Look through the lines of the material and count those containing "bilan". Give that count alone.

(Collection entries)
[Begin]
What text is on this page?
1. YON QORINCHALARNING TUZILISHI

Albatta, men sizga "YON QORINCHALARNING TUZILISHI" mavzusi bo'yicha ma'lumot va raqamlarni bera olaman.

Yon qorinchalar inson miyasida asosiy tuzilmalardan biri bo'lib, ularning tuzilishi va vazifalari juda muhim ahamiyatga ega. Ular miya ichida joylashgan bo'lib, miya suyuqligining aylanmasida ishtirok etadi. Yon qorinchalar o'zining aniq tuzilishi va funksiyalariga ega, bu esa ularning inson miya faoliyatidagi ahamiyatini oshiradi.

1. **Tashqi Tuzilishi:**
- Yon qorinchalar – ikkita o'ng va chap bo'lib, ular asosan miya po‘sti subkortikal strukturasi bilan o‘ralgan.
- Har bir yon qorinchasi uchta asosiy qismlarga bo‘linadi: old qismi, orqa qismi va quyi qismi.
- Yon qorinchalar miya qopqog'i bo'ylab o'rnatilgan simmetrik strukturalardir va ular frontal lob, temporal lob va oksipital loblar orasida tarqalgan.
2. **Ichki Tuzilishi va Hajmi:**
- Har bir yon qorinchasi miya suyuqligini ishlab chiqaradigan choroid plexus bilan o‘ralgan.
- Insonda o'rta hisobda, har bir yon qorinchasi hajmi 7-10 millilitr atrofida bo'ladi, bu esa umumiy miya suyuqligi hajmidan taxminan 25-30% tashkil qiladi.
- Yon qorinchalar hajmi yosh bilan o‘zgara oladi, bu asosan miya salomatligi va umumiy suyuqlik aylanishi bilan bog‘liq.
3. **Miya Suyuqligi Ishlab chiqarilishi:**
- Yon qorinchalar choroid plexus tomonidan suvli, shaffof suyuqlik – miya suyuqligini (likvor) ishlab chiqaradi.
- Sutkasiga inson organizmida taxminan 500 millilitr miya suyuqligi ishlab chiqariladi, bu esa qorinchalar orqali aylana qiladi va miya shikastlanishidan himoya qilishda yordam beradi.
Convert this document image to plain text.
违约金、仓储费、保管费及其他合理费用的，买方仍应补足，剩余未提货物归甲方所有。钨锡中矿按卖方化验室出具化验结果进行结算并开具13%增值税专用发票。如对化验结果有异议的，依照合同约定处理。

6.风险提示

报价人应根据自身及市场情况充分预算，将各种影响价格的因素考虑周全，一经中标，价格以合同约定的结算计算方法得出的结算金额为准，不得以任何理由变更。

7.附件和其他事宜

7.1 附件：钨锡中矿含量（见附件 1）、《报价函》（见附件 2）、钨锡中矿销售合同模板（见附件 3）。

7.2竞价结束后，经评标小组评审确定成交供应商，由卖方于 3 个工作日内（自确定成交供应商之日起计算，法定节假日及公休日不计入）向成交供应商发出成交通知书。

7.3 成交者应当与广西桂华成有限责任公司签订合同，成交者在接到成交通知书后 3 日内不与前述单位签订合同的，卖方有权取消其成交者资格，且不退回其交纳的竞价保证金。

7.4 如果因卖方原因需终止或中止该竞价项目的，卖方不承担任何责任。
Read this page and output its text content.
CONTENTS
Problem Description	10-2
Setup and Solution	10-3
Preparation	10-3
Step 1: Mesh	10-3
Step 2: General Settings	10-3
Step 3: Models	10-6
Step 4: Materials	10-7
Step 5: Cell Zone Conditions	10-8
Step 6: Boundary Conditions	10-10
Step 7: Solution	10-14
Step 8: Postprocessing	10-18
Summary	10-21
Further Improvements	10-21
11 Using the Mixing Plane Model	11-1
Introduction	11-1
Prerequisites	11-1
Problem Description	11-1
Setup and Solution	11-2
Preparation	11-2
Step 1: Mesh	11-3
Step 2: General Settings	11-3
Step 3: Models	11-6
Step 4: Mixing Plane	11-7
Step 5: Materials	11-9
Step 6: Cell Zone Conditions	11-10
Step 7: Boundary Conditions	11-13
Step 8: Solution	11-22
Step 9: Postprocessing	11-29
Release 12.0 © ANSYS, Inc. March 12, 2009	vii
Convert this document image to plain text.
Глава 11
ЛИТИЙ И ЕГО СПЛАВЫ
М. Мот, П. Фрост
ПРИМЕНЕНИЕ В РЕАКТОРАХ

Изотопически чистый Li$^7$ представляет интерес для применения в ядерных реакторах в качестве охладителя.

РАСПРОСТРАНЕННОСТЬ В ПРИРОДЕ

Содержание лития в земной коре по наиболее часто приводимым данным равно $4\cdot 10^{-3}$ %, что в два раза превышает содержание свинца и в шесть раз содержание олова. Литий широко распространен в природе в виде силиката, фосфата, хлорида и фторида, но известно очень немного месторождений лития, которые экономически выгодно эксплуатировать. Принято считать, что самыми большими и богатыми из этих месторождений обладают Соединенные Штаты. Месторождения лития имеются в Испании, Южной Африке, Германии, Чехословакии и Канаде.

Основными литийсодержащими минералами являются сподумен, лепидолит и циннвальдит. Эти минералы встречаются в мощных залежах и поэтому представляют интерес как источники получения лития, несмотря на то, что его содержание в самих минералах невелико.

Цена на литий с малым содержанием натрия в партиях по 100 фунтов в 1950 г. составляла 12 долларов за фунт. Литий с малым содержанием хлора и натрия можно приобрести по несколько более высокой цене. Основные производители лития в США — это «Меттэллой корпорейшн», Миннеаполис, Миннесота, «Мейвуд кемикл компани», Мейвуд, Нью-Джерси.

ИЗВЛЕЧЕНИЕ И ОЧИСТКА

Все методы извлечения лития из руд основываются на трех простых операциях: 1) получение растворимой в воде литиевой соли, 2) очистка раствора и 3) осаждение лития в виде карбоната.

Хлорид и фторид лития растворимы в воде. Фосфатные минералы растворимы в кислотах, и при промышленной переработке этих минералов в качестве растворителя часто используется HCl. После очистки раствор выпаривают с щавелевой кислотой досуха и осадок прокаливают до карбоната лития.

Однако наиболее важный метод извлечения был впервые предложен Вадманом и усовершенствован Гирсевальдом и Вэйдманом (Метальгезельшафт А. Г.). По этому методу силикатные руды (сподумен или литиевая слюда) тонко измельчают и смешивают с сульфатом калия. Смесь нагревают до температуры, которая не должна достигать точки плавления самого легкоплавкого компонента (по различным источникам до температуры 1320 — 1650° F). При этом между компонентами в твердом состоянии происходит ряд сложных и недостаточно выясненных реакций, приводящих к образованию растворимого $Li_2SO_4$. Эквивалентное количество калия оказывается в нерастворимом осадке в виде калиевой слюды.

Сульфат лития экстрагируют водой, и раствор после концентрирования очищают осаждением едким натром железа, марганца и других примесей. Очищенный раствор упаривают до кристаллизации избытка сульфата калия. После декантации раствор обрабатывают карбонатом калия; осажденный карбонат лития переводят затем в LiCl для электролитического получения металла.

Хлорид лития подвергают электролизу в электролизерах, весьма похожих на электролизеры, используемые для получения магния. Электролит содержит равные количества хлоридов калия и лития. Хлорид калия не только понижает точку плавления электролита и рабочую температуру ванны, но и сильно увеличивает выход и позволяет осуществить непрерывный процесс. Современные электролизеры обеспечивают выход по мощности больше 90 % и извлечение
[End]
Solution
3